WHAT YOU ARE ASKED TO DO. Reproduce the listing that follows with no differences at all.

DATA RECORDS.
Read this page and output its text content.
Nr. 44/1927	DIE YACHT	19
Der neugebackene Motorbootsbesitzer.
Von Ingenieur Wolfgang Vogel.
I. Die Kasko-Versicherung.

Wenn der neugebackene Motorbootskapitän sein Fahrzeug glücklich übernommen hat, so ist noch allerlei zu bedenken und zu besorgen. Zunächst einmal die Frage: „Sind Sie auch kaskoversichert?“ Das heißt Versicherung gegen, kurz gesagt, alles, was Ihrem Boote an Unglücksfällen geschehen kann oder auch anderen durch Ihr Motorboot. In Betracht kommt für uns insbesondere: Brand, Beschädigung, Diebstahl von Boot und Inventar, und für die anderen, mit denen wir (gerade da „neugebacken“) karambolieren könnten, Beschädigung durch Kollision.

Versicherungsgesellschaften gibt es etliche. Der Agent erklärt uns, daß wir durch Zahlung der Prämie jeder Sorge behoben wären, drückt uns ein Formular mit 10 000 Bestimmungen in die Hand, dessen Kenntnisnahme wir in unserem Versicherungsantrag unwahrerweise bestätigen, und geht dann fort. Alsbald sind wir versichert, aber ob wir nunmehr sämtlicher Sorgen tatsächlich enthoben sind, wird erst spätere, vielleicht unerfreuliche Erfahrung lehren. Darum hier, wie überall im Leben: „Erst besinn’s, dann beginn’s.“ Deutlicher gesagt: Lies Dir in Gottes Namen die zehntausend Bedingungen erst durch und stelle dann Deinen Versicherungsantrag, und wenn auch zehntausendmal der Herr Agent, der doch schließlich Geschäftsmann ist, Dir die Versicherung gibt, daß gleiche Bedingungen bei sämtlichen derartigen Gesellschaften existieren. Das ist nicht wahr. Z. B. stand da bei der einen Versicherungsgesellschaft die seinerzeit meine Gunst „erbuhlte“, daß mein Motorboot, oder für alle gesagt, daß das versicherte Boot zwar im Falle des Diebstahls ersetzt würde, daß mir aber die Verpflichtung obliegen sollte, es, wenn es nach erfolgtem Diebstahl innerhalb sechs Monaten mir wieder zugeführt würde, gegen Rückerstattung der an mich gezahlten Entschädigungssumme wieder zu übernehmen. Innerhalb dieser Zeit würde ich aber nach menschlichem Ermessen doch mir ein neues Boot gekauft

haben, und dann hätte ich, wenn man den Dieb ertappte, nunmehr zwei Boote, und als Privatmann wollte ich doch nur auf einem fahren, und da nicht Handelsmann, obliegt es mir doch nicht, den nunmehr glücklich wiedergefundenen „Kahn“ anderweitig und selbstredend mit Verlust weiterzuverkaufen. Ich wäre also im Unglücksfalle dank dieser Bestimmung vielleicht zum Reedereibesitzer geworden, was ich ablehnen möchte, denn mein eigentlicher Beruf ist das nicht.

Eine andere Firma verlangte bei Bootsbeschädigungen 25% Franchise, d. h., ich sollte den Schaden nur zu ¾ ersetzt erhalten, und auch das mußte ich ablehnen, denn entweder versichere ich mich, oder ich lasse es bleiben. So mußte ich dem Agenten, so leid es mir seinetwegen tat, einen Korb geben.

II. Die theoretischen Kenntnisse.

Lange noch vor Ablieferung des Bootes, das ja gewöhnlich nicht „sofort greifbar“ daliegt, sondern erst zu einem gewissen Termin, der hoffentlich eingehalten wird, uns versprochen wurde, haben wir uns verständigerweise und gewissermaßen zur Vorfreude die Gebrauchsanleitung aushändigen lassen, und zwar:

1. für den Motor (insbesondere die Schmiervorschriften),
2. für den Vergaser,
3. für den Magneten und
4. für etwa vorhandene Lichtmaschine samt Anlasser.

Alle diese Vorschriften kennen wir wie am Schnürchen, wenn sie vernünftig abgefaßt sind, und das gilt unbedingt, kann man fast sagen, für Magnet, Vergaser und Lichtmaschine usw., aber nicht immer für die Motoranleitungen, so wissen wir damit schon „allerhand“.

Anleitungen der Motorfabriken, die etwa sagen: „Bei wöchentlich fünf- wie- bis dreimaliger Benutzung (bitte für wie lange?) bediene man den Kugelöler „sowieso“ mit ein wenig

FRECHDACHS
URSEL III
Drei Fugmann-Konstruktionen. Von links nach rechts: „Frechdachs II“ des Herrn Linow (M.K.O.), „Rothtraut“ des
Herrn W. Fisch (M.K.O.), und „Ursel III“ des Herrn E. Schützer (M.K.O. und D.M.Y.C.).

WRITTEN ANSWER.
Read this page and output its text content.
Nr. 44/1927	DIE YACHT	19
Der neugebackene Motorbootsbesitzer.
Von Ingenieur Wolfgang Vogel.
I. Die Kasko-Versicherung.

Wenn der neugebackene Motorbootskapitän sein Fahrzeug glücklich übernommen hat, so ist noch allerlei zu bedenken und zu besorgen. Zunächst einmal die Frage: „Sind Sie auch kaskoversichert?“ Das heißt Versicherung gegen, kurz gesagt, alles, was Ihrem Boote an Unglücksfällen geschehen kann oder auch anderen durch Ihr Motorboot. In Betracht kommt für uns insbesondere: Brand, Beschädigung, Diebstahl von Boot und Inventar, und für die anderen, mit denen wir (gerade da „neugebacken“) karambolieren könnten, Beschädigung durch Kollision.

Versicherungsgesellschaften gibt es etliche. Der Agent erklärt uns, daß wir durch Zahlung der Prämie jeder Sorge behoben wären, drückt uns ein Formular mit 10 000 Bestimmungen in die Hand, dessen Kenntnisnahme wir in unserem Versicherungsantrag unwahrerweise bestätigen, und geht dann fort. Alsbald sind wir versichert, aber ob wir nunmehr sämtlicher Sorgen tatsächlich enthoben sind, wird erst spätere, vielleicht unerfreuliche Erfahrung lehren. Darum hier, wie überall im Leben: „Erst besinn’s, dann beginn’s.“ Deutlicher gesagt: Lies Dir in Gottes Namen die zehntausend Bedingungen erst durch und stelle dann Deinen Versicherungsantrag, und wenn auch zehntausendmal der Herr Agent, der doch schließlich Geschäftsmann ist, Dir die Versicherung gibt, daß gleiche Bedingungen bei sämtlichen derartigen Gesellschaften existieren. Das ist nicht wahr. Z. B. stand da bei der einen Versicherungsgesellschaft die seinerzeit meine Gunst „erbuhlte“, daß mein Motorboot, oder für alle gesagt, daß das versicherte Boot zwar im Falle des Diebstahls ersetzt würde, daß mir aber die Verpflichtung obliegen sollte, es, wenn es nach erfolgtem Diebstahl innerhalb sechs Monaten mir wieder zugeführt würde, gegen Rückerstattung der an mich gezahlten Entschädigungssumme wieder zu übernehmen. Innerhalb dieser Zeit würde ich aber nach menschlichem Ermessen doch mir ein neues Boot gekauft

haben, und dann hätte ich, wenn man den Dieb ertappte, nunmehr zwei Boote, und als Privatmann wollte ich doch nur auf einem fahren, und da nicht Handelsmann, obliegt es mir doch nicht, den nunmehr glücklich wiedergefundenen „Kahn“ anderweitig und selbstredend mit Verlust weiterzuverkaufen. Ich wäre also im Unglücksfalle dank dieser Bestimmung vielleicht zum Reedereibesitzer geworden, was ich ablehnen möchte, denn mein eigentlicher Beruf ist das nicht.

Eine andere Firma verlangte bei Bootsbeschädigungen 25% Franchise, d. h., ich sollte den Schaden nur zu ¾ ersetzt erhalten, und auch das mußte ich ablehnen, denn entweder versichere ich mich, oder ich lasse es bleiben. So mußte ich dem Agenten, so leid es mir seinetwegen tat, einen Korb geben.

II. Die theoretischen Kenntnisse.

Lange noch vor Ablieferung des Bootes, das ja gewöhnlich nicht „sofort greifbar“ daliegt, sondern erst zu einem gewissen Termin, der hoffentlich eingehalten wird, uns versprochen wurde, haben wir uns verständigerweise und gewissermaßen zur Vorfreude die Gebrauchsanleitung aushändigen lassen, und zwar:

1. für den Motor (insbesondere die Schmiervorschriften),
2. für den Vergaser,
3. für den Magneten und
4. für etwa vorhandene Lichtmaschine samt Anlasser.

Alle diese Vorschriften kennen wir wie am Schnürchen, wenn sie vernünftig abgefaßt sind, und das gilt unbedingt, kann man fast sagen, für Magnet, Vergaser und Lichtmaschine usw., aber nicht immer für die Motoranleitungen, so wissen wir damit schon „allerhand“.

Anleitungen der Motorfabriken, die etwa sagen: „Bei wöchentlich fünf- wie- bis dreimaliger Benutzung (bitte für wie lange?) bediene man den Kugelöler „sowieso“ mit ein wenig

FRECHDACHS
URSEL III
Drei Fugmann-Konstruktionen. Von links nach rechts: „Frechdachs II“ des Herrn Linow (M.K.O.), „Rothtraut“ des
Herrn W. Fisch (M.K.O.), und „Ursel III“ des Herrn E. Schützer (M.K.O. und D.M.Y.C.).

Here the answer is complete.